— start —
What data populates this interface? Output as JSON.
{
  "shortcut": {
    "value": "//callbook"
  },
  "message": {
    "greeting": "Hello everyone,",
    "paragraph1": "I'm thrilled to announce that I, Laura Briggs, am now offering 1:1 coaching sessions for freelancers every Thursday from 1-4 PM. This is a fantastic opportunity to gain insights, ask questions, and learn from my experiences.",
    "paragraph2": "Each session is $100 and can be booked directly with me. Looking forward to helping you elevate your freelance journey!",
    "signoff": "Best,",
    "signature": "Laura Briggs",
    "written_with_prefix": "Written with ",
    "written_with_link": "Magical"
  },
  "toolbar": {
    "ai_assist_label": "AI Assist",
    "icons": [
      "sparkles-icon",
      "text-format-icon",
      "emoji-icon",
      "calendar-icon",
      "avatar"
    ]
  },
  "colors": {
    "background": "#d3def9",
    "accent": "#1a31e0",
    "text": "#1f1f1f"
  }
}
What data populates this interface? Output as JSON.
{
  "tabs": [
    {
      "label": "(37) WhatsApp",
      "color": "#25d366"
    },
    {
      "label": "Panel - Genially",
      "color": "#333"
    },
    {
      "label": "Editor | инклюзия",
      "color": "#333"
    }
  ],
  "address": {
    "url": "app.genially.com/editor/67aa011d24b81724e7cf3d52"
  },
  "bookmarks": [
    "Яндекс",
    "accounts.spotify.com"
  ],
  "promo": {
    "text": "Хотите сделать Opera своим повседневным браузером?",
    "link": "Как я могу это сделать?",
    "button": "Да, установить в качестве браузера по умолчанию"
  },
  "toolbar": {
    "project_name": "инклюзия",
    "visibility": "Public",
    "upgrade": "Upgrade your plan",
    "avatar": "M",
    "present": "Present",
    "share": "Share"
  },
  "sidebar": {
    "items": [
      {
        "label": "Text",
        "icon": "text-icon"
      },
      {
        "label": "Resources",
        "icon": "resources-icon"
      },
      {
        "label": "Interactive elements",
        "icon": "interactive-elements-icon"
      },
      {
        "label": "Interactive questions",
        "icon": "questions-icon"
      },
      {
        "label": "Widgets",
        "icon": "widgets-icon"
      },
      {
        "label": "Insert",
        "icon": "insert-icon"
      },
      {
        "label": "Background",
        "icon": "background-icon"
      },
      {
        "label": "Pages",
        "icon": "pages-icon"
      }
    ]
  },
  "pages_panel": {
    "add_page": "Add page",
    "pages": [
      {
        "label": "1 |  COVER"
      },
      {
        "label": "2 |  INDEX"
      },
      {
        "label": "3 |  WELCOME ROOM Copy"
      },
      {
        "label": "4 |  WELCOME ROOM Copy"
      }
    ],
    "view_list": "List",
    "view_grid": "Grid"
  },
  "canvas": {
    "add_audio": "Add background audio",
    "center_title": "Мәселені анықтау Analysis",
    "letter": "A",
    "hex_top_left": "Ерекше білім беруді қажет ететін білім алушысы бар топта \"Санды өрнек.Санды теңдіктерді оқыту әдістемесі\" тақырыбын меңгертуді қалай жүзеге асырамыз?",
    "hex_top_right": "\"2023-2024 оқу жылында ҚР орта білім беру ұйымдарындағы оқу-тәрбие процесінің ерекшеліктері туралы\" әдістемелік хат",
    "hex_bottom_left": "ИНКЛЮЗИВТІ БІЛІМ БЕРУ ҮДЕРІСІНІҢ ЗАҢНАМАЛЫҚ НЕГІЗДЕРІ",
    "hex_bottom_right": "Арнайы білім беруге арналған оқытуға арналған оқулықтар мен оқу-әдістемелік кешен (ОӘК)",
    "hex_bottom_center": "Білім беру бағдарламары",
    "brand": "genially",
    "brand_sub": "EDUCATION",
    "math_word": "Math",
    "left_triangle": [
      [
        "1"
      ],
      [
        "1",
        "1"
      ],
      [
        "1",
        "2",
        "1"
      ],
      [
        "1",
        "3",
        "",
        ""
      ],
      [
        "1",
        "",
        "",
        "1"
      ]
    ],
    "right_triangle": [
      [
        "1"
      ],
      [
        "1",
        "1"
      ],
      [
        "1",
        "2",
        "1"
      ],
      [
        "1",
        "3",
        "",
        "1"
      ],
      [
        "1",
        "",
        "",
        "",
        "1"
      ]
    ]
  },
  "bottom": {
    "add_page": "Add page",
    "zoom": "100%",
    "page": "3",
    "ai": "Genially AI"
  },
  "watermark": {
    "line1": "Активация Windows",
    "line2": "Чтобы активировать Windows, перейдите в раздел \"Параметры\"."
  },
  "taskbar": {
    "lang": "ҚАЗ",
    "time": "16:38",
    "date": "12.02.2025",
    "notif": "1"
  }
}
— end —
**Work to be completed**.
Return every entry verbatim.

**Reply**.
What data populates this interface? Output as JSON.
{
  "shortcut": {
    "value": "//callbook"
  },
  "message": {
    "greeting": "Hello everyone,",
    "paragraph1": "I'm thrilled to announce that I, Laura Briggs, am now offering 1:1 coaching sessions for freelancers every Thursday from 1-4 PM. This is a fantastic opportunity to gain insights, ask questions, and learn from my experiences.",
    "paragraph2": "Each session is $100 and can be booked directly with me. Looking forward to helping you elevate your freelance journey!",
    "signoff": "Best,",
    "signature": "Laura Briggs",
    "written_with_prefix": "Written with ",
    "written_with_link": "Magical"
  },
  "toolbar": {
    "ai_assist_label": "AI Assist",
    "icons": [
      "sparkles-icon",
      "text-format-icon",
      "emoji-icon",
      "calendar-icon",
      "avatar"
    ]
  },
  "colors": {
    "background": "#d3def9",
    "accent": "#1a31e0",
    "text": "#1f1f1f"
  }
}
What data populates this interface? Output as JSON.
{
  "tabs": [
    {
      "label": "(37) WhatsApp",
      "color": "#25d366"
    },
    {
      "label": "Panel - Genially",
      "color": "#333"
    },
    {
      "label": "Editor | инклюзия",
      "color": "#333"
    }
  ],
  "address": {
    "url": "app.genially.com/editor/67aa011d24b81724e7cf3d52"
  },
  "bookmarks": [
    "Яндекс",
    "accounts.spotify.com"
  ],
  "promo": {
    "text": "Хотите сделать Opera своим повседневным браузером?",
    "link": "Как я могу это сделать?",
    "button": "Да, установить в качестве браузера по умолчанию"
  },
  "toolbar": {
    "project_name": "инклюзия",
    "visibility": "Public",
    "upgrade": "Upgrade your plan",
    "avatar": "M",
    "present": "Present",
    "share": "Share"
  },
  "sidebar": {
    "items": [
      {
        "label": "Text",
        "icon": "text-icon"
      },
      {
        "label": "Resources",
        "icon": "resources-icon"
      },
      {
        "label": "Interactive elements",
        "icon": "interactive-elements-icon"
      },
      {
        "label": "Interactive questions",
        "icon": "questions-icon"
      },
      {
        "label": "Widgets",
        "icon": "widgets-icon"
      },
      {
        "label": "Insert",
        "icon": "insert-icon"
      },
      {
        "label": "Background",
        "icon": "background-icon"
      },
      {
        "label": "Pages",
        "icon": "pages-icon"
      }
    ]
  },
  "pages_panel": {
    "add_page": "Add page",
    "pages": [
      {
        "label": "1 |  COVER"
      },
      {
        "label": "2 |  INDEX"
      },
      {
        "label": "3 |  WELCOME ROOM Copy"
      },
      {
        "label": "4 |  WELCOME ROOM Copy"
      }
    ],
    "view_list": "List",
    "view_grid": "Grid"
  },
  "canvas": {
    "add_audio": "Add background audio",
    "center_title": "Мәселені анықтау Analysis",
    "letter": "A",
    "hex_top_left": "Ерекше білім беруді қажет ететін білім алушысы бар топта \"Санды өрнек.Санды теңдіктерді оқыту әдістемесі\" тақырыбын меңгертуді қалай жүзеге асырамыз?",
    "hex_top_right": "\"2023-2024 оқу жылында ҚР орта білім беру ұйымдарындағы оқу-тәрбие процесінің ерекшеліктері туралы\" әдістемелік хат",
    "hex_bottom_left": "ИНКЛЮЗИВТІ БІЛІМ БЕРУ ҮДЕРІСІНІҢ ЗАҢНАМАЛЫҚ НЕГІЗДЕРІ",
    "hex_bottom_right": "Арнайы білім беруге арналған оқытуға арналған оқулықтар мен оқу-әдістемелік кешен (ОӘК)",
    "hex_bottom_center": "Білім беру бағдарламары",
    "brand": "genially",
    "brand_sub": "EDUCATION",
    "math_word": "Math",
    "left_triangle": [
      [
        "1"
      ],
      [
        "1",
        "1"
      ],
      [
        "1",
        "2",
        "1"
      ],
      [
        "1",
        "3",
        "",
        ""
      ],
      [
        "1",
        "",
        "",
        "1"
      ]
    ],
    "right_triangle": [
      [
        "1"
      ],
      [
        "1",
        "1"
      ],
      [
        "1",
        "2",
        "1"
      ],
      [
        "1",
        "3",
        "",
        "1"
      ],
      [
        "1",
        "",
        "",
        "",
        "1"
      ]
    ]
  },
  "bottom": {
    "add_page": "Add page",
    "zoom": "100%",
    "page": "3",
    "ai": "Genially AI"
  },
  "watermark": {
    "line1": "Активация Windows",
    "line2": "Чтобы активировать Windows, перейдите в раздел \"Параметры\"."
  },
  "taskbar": {
    "lang": "ҚАЗ",
    "time": "16:38",
    "date": "12.02.2025",
    "notif": "1"
  }
}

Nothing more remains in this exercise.